**** TEXTE DONNÉ ****
Les chercheurs ont mis en garde contre la détérioration de la vie aquatique sur la côte est-africaine, en raison du commerce interdit d’espèces marines menacées.
Les pêcheurs sont armés d’équipements interdits à utiliser dans la pêche afin de préserver leur source de revenus, sans se soucier du danger pour l’environnement.
Mwanahiga Shali, professeur de gestion des ressources marines et côtières à l’Université de Dar es Salaam en Tanzanie, a déclaré que la pêche illégale a provoqué une pénurie de nombreuses créatures marines à des taux élevés.
Shali a expliqué à l’Agence Anadolu que les opérations de pêche actuelles « constituent une menace sérieuse pour la biodiversité marine et perturbent gravement l’équilibre des écosystèmes ».
Les commentaires de Shali sont intervenus après avoir été informé des conclusions d’un nouveau rapport publié par le groupe à but non lucratif « Traffic » concerné par la conservation de la faune.
Les résultats ont révélé que certaines espèces menacées sont sur le point de disparaître en raison d’une chasse excessive.
****
Dressez la liste de toutes les organisations et institutions nommées dans le texte ci-dessus sur la pêche illégale.
**** DOCUMENTS SOURCES ****
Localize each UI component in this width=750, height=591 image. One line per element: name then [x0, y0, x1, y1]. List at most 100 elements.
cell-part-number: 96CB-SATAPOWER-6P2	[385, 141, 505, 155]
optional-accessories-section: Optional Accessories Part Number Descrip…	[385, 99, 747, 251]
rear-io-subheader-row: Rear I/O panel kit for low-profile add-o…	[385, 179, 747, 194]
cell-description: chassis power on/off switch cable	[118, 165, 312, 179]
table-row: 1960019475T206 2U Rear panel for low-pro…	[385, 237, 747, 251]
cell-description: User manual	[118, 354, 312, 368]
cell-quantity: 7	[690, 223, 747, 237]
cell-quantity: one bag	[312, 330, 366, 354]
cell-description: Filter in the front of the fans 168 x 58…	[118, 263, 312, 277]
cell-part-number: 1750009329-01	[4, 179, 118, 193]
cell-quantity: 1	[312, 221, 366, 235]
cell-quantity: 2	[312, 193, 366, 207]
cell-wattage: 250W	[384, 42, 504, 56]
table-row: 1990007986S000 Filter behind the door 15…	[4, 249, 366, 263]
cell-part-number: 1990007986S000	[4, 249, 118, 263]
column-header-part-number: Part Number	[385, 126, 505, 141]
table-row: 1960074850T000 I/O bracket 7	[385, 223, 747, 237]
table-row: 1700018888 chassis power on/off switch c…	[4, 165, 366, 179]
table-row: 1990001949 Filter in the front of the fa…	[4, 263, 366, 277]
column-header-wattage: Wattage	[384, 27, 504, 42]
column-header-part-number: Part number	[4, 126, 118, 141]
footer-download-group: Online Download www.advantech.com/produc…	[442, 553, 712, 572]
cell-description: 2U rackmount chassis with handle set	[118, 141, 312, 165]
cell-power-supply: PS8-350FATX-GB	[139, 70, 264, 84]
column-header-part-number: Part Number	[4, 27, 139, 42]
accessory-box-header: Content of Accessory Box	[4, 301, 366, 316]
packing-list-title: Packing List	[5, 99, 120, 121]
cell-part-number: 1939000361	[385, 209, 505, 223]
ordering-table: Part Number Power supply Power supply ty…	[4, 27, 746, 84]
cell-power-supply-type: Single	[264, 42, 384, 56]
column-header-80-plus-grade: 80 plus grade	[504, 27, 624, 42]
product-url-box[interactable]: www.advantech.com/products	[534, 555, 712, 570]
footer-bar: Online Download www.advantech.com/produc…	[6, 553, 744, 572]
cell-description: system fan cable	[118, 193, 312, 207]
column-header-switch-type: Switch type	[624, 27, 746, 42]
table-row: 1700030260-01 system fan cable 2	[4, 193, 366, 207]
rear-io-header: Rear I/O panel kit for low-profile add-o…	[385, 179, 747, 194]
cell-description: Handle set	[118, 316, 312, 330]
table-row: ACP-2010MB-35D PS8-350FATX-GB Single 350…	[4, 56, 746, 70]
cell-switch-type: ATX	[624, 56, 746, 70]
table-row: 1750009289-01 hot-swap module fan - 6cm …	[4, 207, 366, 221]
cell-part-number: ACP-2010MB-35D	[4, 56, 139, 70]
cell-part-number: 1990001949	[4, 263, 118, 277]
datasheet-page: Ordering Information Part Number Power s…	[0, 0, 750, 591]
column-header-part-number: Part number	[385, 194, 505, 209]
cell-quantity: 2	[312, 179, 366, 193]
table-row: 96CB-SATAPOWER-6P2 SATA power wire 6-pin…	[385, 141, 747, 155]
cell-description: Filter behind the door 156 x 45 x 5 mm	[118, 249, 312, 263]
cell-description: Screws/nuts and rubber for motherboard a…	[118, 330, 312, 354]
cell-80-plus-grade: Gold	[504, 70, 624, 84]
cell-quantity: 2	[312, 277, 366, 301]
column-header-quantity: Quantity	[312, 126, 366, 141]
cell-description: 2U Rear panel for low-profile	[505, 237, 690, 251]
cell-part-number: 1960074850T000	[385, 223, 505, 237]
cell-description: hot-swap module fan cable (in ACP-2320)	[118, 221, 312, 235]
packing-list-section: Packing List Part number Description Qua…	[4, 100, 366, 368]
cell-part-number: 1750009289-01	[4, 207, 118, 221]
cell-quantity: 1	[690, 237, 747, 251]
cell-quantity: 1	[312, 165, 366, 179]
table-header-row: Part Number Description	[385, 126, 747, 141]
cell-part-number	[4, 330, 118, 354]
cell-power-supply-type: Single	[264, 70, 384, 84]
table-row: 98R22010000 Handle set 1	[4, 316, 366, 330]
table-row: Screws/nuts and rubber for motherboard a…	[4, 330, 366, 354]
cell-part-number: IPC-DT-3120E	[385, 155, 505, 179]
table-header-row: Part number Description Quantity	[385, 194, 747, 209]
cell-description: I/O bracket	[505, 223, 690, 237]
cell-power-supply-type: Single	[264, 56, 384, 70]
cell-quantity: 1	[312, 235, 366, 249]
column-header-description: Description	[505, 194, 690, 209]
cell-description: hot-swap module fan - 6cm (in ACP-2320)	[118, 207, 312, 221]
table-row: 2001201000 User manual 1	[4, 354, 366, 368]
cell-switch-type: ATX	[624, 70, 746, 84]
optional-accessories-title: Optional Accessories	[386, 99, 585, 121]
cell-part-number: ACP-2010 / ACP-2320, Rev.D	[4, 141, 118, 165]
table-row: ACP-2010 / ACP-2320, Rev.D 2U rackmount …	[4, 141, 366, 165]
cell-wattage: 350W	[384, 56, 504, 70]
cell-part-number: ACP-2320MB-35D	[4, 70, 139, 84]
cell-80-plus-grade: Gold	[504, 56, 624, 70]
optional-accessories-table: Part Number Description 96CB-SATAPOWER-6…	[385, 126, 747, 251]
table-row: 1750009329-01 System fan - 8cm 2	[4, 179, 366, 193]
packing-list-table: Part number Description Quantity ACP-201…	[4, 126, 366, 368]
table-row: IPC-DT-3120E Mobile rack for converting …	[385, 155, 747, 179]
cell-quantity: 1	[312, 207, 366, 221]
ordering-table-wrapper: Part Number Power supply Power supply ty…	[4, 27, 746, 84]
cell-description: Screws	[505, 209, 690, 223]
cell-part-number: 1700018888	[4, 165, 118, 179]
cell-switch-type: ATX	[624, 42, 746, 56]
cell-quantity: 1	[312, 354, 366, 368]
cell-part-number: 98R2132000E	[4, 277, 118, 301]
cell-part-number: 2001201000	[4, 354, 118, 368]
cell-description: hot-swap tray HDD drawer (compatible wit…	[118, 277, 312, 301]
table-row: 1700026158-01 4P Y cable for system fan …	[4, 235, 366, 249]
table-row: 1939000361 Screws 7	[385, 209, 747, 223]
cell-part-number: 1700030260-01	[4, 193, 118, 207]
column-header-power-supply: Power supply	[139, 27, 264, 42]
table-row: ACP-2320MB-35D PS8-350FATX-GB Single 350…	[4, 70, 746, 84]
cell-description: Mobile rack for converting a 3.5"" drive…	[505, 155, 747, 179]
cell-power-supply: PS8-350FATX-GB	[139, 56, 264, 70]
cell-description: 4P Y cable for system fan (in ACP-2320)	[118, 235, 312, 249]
****
### RÉPONSE AU PROBLÈME
- Université de Dar es Salaam
- Agence Anadolu
- Traffic